Copy all lines holding the word "comparison" from the entries.
** begin Entries **
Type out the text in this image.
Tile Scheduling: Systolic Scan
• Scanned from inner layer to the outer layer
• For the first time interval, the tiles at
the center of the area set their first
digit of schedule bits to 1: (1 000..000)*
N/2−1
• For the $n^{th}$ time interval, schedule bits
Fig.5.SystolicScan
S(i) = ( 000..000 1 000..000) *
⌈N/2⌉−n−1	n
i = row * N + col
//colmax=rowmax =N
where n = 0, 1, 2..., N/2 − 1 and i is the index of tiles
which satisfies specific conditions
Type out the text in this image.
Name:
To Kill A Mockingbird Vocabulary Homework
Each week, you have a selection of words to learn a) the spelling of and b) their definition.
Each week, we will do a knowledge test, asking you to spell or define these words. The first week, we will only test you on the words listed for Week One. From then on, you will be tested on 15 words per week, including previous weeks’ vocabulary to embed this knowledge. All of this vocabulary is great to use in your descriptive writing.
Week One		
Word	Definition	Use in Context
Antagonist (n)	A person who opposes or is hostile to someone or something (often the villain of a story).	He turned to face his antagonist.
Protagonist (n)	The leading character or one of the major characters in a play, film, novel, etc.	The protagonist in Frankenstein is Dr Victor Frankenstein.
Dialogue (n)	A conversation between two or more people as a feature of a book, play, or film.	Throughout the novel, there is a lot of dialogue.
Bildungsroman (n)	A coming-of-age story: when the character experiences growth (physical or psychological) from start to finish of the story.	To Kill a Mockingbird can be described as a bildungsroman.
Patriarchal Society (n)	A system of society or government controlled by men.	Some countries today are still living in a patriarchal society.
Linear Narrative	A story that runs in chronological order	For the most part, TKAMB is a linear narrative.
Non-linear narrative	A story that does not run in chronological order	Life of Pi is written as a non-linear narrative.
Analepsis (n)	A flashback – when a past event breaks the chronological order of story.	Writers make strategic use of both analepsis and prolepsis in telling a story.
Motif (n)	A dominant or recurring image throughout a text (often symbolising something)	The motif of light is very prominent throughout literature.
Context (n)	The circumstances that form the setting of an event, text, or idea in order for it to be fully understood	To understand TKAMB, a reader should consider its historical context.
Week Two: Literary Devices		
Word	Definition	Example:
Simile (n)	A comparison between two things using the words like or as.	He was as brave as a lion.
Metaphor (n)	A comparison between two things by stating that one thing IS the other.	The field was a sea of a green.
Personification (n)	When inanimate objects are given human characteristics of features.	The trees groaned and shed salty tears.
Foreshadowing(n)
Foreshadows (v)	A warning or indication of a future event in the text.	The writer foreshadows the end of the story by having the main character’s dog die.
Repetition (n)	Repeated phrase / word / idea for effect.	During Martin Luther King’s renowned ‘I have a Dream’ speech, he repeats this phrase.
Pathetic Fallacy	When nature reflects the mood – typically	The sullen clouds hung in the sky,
** end Entries **
Task response:
Simile (n)	A comparison between two things using the words like or as.	He was as brave as a lion.
Metaphor (n)	A comparison between two things by stating that one thing IS the other.	The field was a sea of a green.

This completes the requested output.